Extracted data ->
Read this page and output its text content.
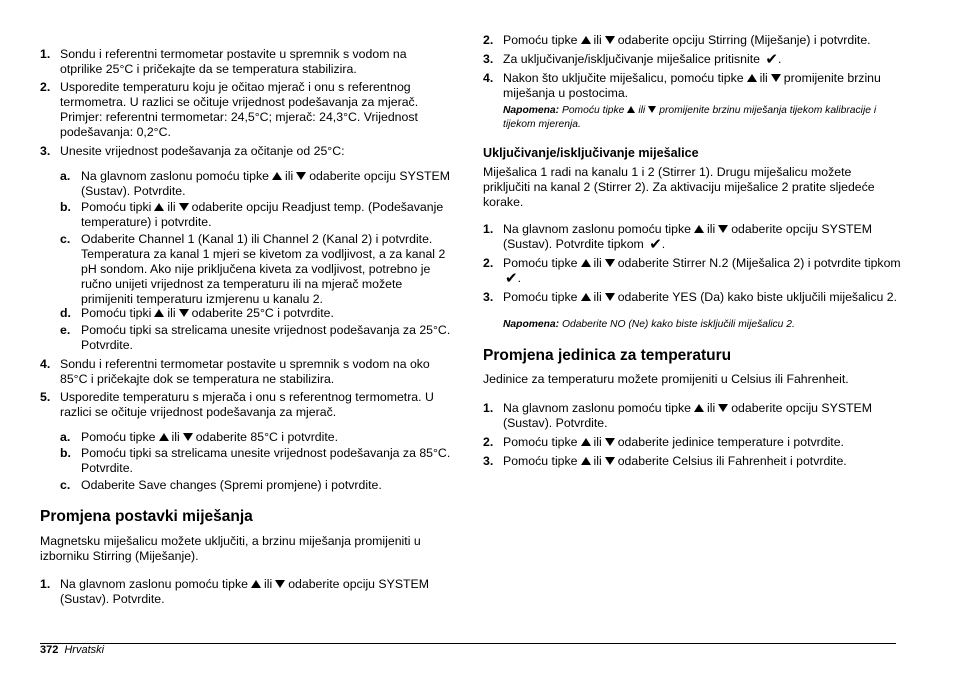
1. Sondu i referentni termometar postavite u spremnik s vodom na otprilike 25°C i pričekajte da se temperatura stabilizira.
2. Usporedite temperaturu koju je očitao mjerač i onu s referentnog termometra. U razlici se očituje vrijednost podešavanja za mjerač. Primjer: referentni termometar: 24,5°C; mjerač: 24,3°C. Vrijednost podešavanja: 0,2°C.
3. Unesite vrijednost podešavanja za očitanje od 25°C:
a. Na glavnom zaslonu pomoću tipke ili odaberite opciju SYSTEM (Sustav). Potvrdite.
b. Pomoću tipki ili odaberite opciju Readjust temp. (Podešavanje temperature) i potvrdite.
c. Odaberite Channel 1 (Kanal 1) ili Channel 2 (Kanal 2) i potvrdite. Temperatura za kanal 1 mjeri se kivetom za vodljivost, a za kanal 2 pH sondom. Ako nije priključena kiveta za vodljivost, potrebno je ručno unijeti vrijednost za temperaturu ili na mjerač možete primijeniti temperaturu izmjerenu u kanalu 2.
d. Pomoću tipki ili odaberite 25°C i potvrdite.
e. Pomoću tipki sa strelicama unesite vrijednost podešavanja za 25°C. Potvrdite.
4. Sondu i referentni termometar postavite u spremnik s vodom na oko 85°C i pričekajte dok se temperatura ne stabilizira.
5. Usporedite temperaturu s mjerača i onu s referentnog termometra. U razlici se očituje vrijednost podešavanja za mjerač.
a. Pomoću tipke ili odaberite 85°C i potvrdite.
b. Pomoću tipki sa strelicama unesite vrijednost podešavanja za 85°C. Potvrdite.
c. Odaberite Save changes (Spremi promjene) i potvrdite.
Promjena postavki miješanja
Magnetsku miješalicu možete uključiti, a brzinu miješanja promijeniti u izborniku Stirring (Miješanje).
1. Na glavnom zaslonu pomoću tipke ili odaberite opciju SYSTEM (Sustav). Potvrdite.
2. Pomoću tipke ili odaberite opciju Stirring (Miješanje) i potvrdite.
3. Za uključivanje/isključivanje miješalice pritisnite ✔.
4. Nakon što uključite miješalicu, pomoću tipke ili promijenite brzinu miješanja u postocima.
Napomena: Pomoću tipke ili promijenite brzinu miješanja tijekom kalibracije i tijekom mjerenja.
Uključivanje/isključivanje miješalice
Miješalica 1 radi na kanalu 1 i 2 (Stirrer 1). Drugu miješalicu možete priključiti na kanal 2 (Stirrer 2). Za aktivaciju miješalice 2 pratite sljedeće korake.
1. Na glavnom zaslonu pomoću tipke ili odaberite opciju SYSTEM (Sustav). Potvrdite tipkom ✔.
2. Pomoću tipke ili odaberite Stirrer N.2 (Miješalica 2) i potvrdite tipkom ✔.
3. Pomoću tipke ili odaberite YES (Da) kako biste uključili miješalicu 2.
Napomena: Odaberite NO (Ne) kako biste isključili miješalicu 2.
Promjena jedinica za temperaturu
Jedinice za temperaturu možete promijeniti u Celsius ili Fahrenheit.
1. Na glavnom zaslonu pomoću tipke ili odaberite opciju SYSTEM (Sustav). Potvrdite.
2. Pomoću tipke ili odaberite jedinice temperature i potvrdite.
3. Pomoću tipke ili odaberite Celsius ili Fahrenheit i potvrdite.
372 Hrvatski
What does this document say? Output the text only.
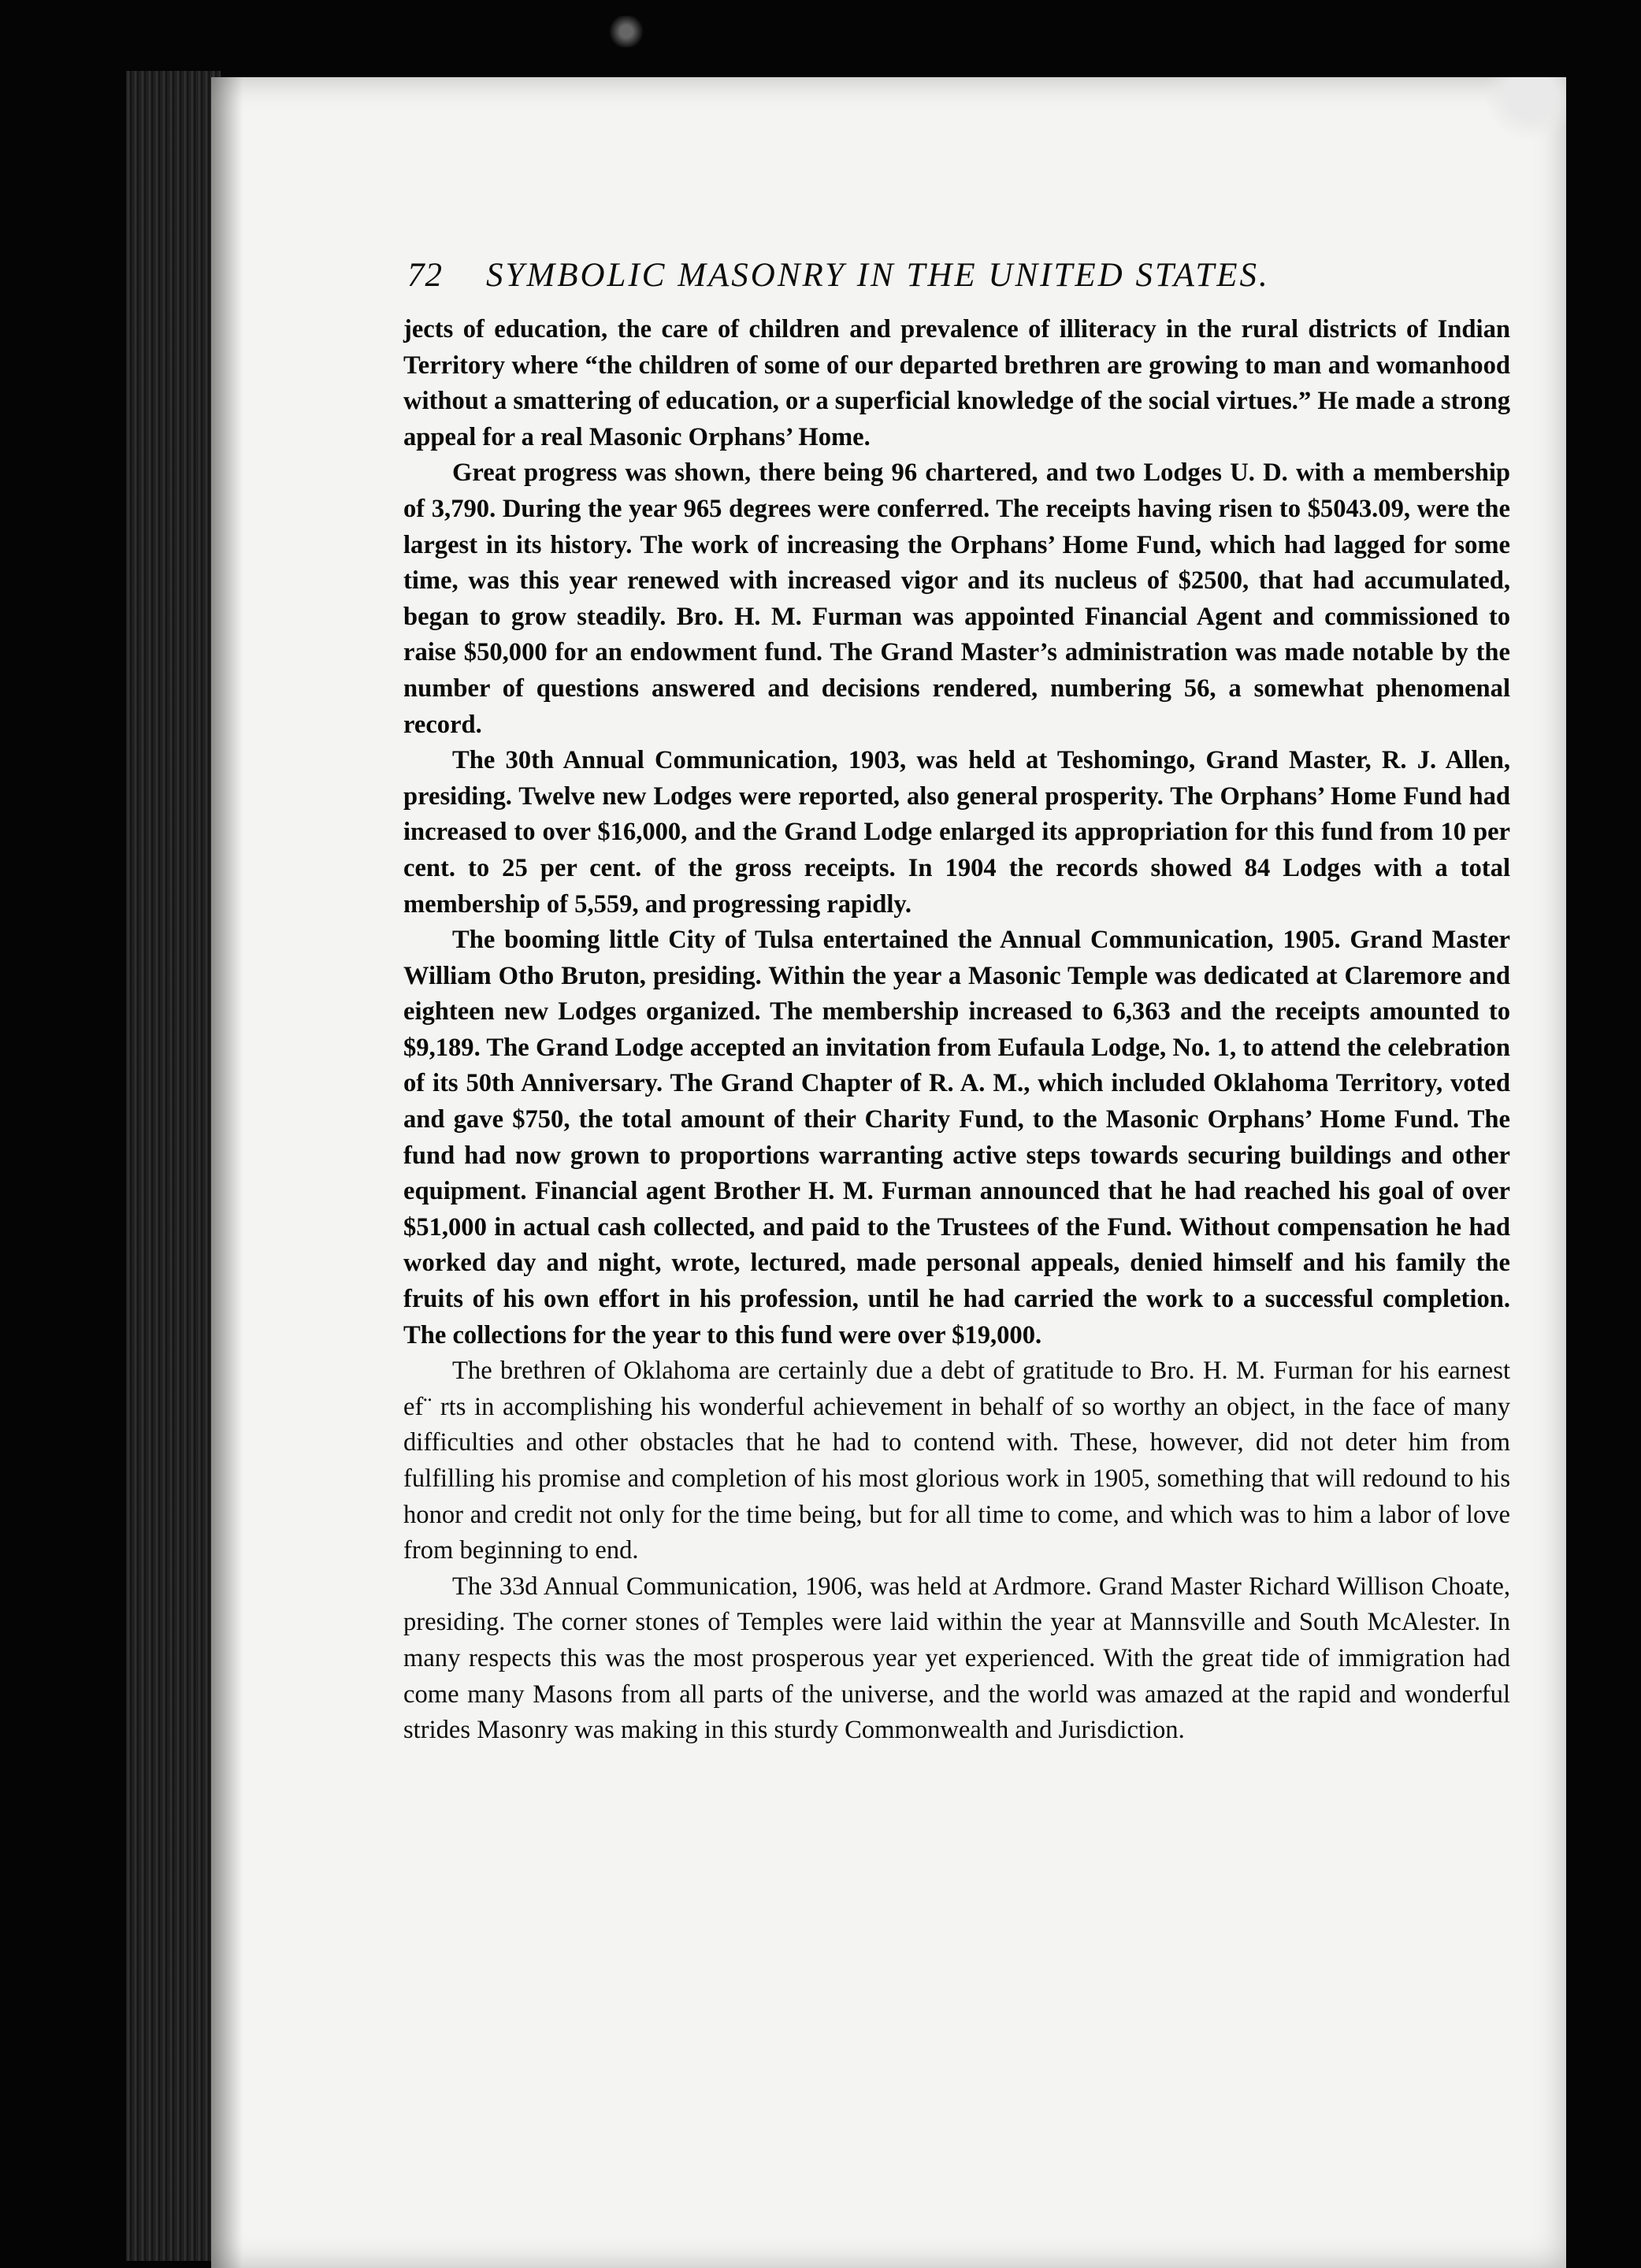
72 SYMBOLIC MASONRY IN THE UNITED STATES.

jects of education, the care of children and prevalence of illiteracy in the rural districts of Indian Territory where “the children of some of our departed brethren are growing to man and womanhood without a smattering of education, or a superficial knowledge of the social virtues.” He made a strong appeal for a real Masonic Orphans’ Home.

Great progress was shown, there being 96 chartered, and two Lodges U. D. with a membership of 3,790. During the year 965 degrees were conferred. The receipts having risen to $5043.09, were the largest in its history. The work of increasing the Orphans’ Home Fund, which had lagged for some time, was this year renewed with increased vigor and its nucleus of $2500, that had accumulated, began to grow steadily. Bro. H. M. Furman was appointed Financial Agent and commissioned to raise $50,000 for an endowment fund. The Grand Master’s administration was made notable by the number of questions answered and decisions rendered, numbering 56, a somewhat phenomenal record.

The 30th Annual Communication, 1903, was held at Teshomingo, Grand Master, R. J. Allen, presiding. Twelve new Lodges were reported, also general prosperity. The Orphans’ Home Fund had increased to over $16,000, and the Grand Lodge enlarged its appropriation for this fund from 10 per cent. to 25 per cent. of the gross receipts. In 1904 the records showed 84 Lodges with a total membership of 5,559, and progressing rapidly.

The booming little City of Tulsa entertained the Annual Communication, 1905. Grand Master William Otho Bruton, presiding. Within the year a Masonic Temple was dedicated at Claremore and eighteen new Lodges organized. The membership increased to 6,363 and the receipts amounted to $9,189. The Grand Lodge accepted an invitation from Eufaula Lodge, No. 1, to attend the celebration of its 50th Anniversary. The Grand Chapter of R. A. M., which included Oklahoma Territory, voted and gave $750, the total amount of their Charity Fund, to the Masonic Orphans’ Home Fund. The fund had now grown to proportions warranting active steps towards securing buildings and other equipment. Financial agent Brother H. M. Furman announced that he had reached his goal of over $51,000 in actual cash collected, and paid to the Trustees of the Fund. Without compensation he had worked day and night, wrote, lectured, made personal appeals, denied himself and his family the fruits of his own effort in his profession, until he had carried the work to a successful completion. The collections for the year to this fund were over $19,000.

The brethren of Oklahoma are certainly due a debt of gratitude to Bro. H. M. Furman for his earnest ef¨ rts in accomplishing his wonderful achievement in behalf of so worthy an object, in the face of many difficulties and other obstacles that he had to contend with. These, however, did not deter him from fulfilling his promise and completion of his most glorious work in 1905, something that will redound to his honor and credit not only for the time being, but for all time to come, and which was to him a labor of love from beginning to end.

The 33d Annual Communication, 1906, was held at Ardmore. Grand Master Richard Willison Choate, presiding. The corner stones of Temples were laid within the year at Mannsville and South McAlester. In many respects this was the most prosperous year yet experienced. With the great tide of immigration had come many Masons from all parts of the universe, and the world was amazed at the rapid and wonderful strides Masonry was making in this sturdy Commonwealth and Jurisdiction.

Given problem -> Reproduce all the entries that precede this task, word for word, minus any pictures.

Full response ->
Read this page and output its text content.
1. Sondu i referentni termometar postavite u spremnik s vodom na otprilike 25°C i pričekajte da se temperatura stabilizira.
2. Usporedite temperaturu koju je očitao mjerač i onu s referentnog termometra. U razlici se očituje vrijednost podešavanja za mjerač. Primjer: referentni termometar: 24,5°C; mjerač: 24,3°C. Vrijednost podešavanja: 0,2°C.
3. Unesite vrijednost podešavanja za očitanje od 25°C:
a. Na glavnom zaslonu pomoću tipke ili odaberite opciju SYSTEM (Sustav). Potvrdite.
b. Pomoću tipki ili odaberite opciju Readjust temp. (Podešavanje temperature) i potvrdite.
c. Odaberite Channel 1 (Kanal 1) ili Channel 2 (Kanal 2) i potvrdite. Temperatura za kanal 1 mjeri se kivetom za vodljivost, a za kanal 2 pH sondom. Ako nije priključena kiveta za vodljivost, potrebno je ručno unijeti vrijednost za temperaturu ili na mjerač možete primijeniti temperaturu izmjerenu u kanalu 2.
d. Pomoću tipki ili odaberite 25°C i potvrdite.
e. Pomoću tipki sa strelicama unesite vrijednost podešavanja za 25°C. Potvrdite.
4. Sondu i referentni termometar postavite u spremnik s vodom na oko 85°C i pričekajte dok se temperatura ne stabilizira.
5. Usporedite temperaturu s mjerača i onu s referentnog termometra. U razlici se očituje vrijednost podešavanja za mjerač.
a. Pomoću tipke ili odaberite 85°C i potvrdite.
b. Pomoću tipki sa strelicama unesite vrijednost podešavanja za 85°C. Potvrdite.
c. Odaberite Save changes (Spremi promjene) i potvrdite.
Promjena postavki miješanja
Magnetsku miješalicu možete uključiti, a brzinu miješanja promijeniti u izborniku Stirring (Miješanje).
1. Na glavnom zaslonu pomoću tipke ili odaberite opciju SYSTEM (Sustav). Potvrdite.
2. Pomoću tipke ili odaberite opciju Stirring (Miješanje) i potvrdite.
3. Za uključivanje/isključivanje miješalice pritisnite ✔.
4. Nakon što uključite miješalicu, pomoću tipke ili promijenite brzinu miješanja u postocima.
Napomena: Pomoću tipke ili promijenite brzinu miješanja tijekom kalibracije i tijekom mjerenja.
Uključivanje/isključivanje miješalice
Miješalica 1 radi na kanalu 1 i 2 (Stirrer 1). Drugu miješalicu možete priključiti na kanal 2 (Stirrer 2). Za aktivaciju miješalice 2 pratite sljedeće korake.
1. Na glavnom zaslonu pomoću tipke ili odaberite opciju SYSTEM (Sustav). Potvrdite tipkom ✔.
2. Pomoću tipke ili odaberite Stirrer N.2 (Miješalica 2) i potvrdite tipkom ✔.
3. Pomoću tipke ili odaberite YES (Da) kako biste uključili miješalicu 2.
Napomena: Odaberite NO (Ne) kako biste isključili miješalicu 2.
Promjena jedinica za temperaturu
Jedinice za temperaturu možete promijeniti u Celsius ili Fahrenheit.
1. Na glavnom zaslonu pomoću tipke ili odaberite opciju SYSTEM (Sustav). Potvrdite.
2. Pomoću tipke ili odaberite jedinice temperature i potvrdite.
3. Pomoću tipke ili odaberite Celsius ili Fahrenheit i potvrdite.
372 Hrvatski
What does this document say? Output the text only.
72 SYMBOLIC MASONRY IN THE UNITED STATES.

jects of education, the care of children and prevalence of illiteracy in the rural districts of Indian Territory where “the children of some of our departed brethren are growing to man and womanhood without a smattering of education, or a superficial knowledge of the social virtues.” He made a strong appeal for a real Masonic Orphans’ Home.

Great progress was shown, there being 96 chartered, and two Lodges U. D. with a membership of 3,790. During the year 965 degrees were conferred. The receipts having risen to $5043.09, were the largest in its history. The work of increasing the Orphans’ Home Fund, which had lagged for some time, was this year renewed with increased vigor and its nucleus of $2500, that had accumulated, began to grow steadily. Bro. H. M. Furman was appointed Financial Agent and commissioned to raise $50,000 for an endowment fund. The Grand Master’s administration was made notable by the number of questions answered and decisions rendered, numbering 56, a somewhat phenomenal record.

The 30th Annual Communication, 1903, was held at Teshomingo, Grand Master, R. J. Allen, presiding. Twelve new Lodges were reported, also general prosperity. The Orphans’ Home Fund had increased to over $16,000, and the Grand Lodge enlarged its appropriation for this fund from 10 per cent. to 25 per cent. of the gross receipts. In 1904 the records showed 84 Lodges with a total membership of 5,559, and progressing rapidly.

The booming little City of Tulsa entertained the Annual Communication, 1905. Grand Master William Otho Bruton, presiding. Within the year a Masonic Temple was dedicated at Claremore and eighteen new Lodges organized. The membership increased to 6,363 and the receipts amounted to $9,189. The Grand Lodge accepted an invitation from Eufaula Lodge, No. 1, to attend the celebration of its 50th Anniversary. The Grand Chapter of R. A. M., which included Oklahoma Territory, voted and gave $750, the total amount of their Charity Fund, to the Masonic Orphans’ Home Fund. The fund had now grown to proportions warranting active steps towards securing buildings and other equipment. Financial agent Brother H. M. Furman announced that he had reached his goal of over $51,000 in actual cash collected, and paid to the Trustees of the Fund. Without compensation he had worked day and night, wrote, lectured, made personal appeals, denied himself and his family the fruits of his own effort in his profession, until he had carried the work to a successful completion. The collections for the year to this fund were over $19,000.

The brethren of Oklahoma are certainly due a debt of gratitude to Bro. H. M. Furman for his earnest ef¨ rts in accomplishing his wonderful achievement in behalf of so worthy an object, in the face of many difficulties and other obstacles that he had to contend with. These, however, did not deter him from fulfilling his promise and completion of his most glorious work in 1905, something that will redound to his honor and credit not only for the time being, but for all time to come, and which was to him a labor of love from beginning to end.

The 33d Annual Communication, 1906, was held at Ardmore. Grand Master Richard Willison Choate, presiding. The corner stones of Temples were laid within the year at Mannsville and South McAlester. In many respects this was the most prosperous year yet experienced. With the great tide of immigration had come many Masons from all parts of the universe, and the world was amazed at the rapid and wonderful strides Masonry was making in this sturdy Commonwealth and Jurisdiction.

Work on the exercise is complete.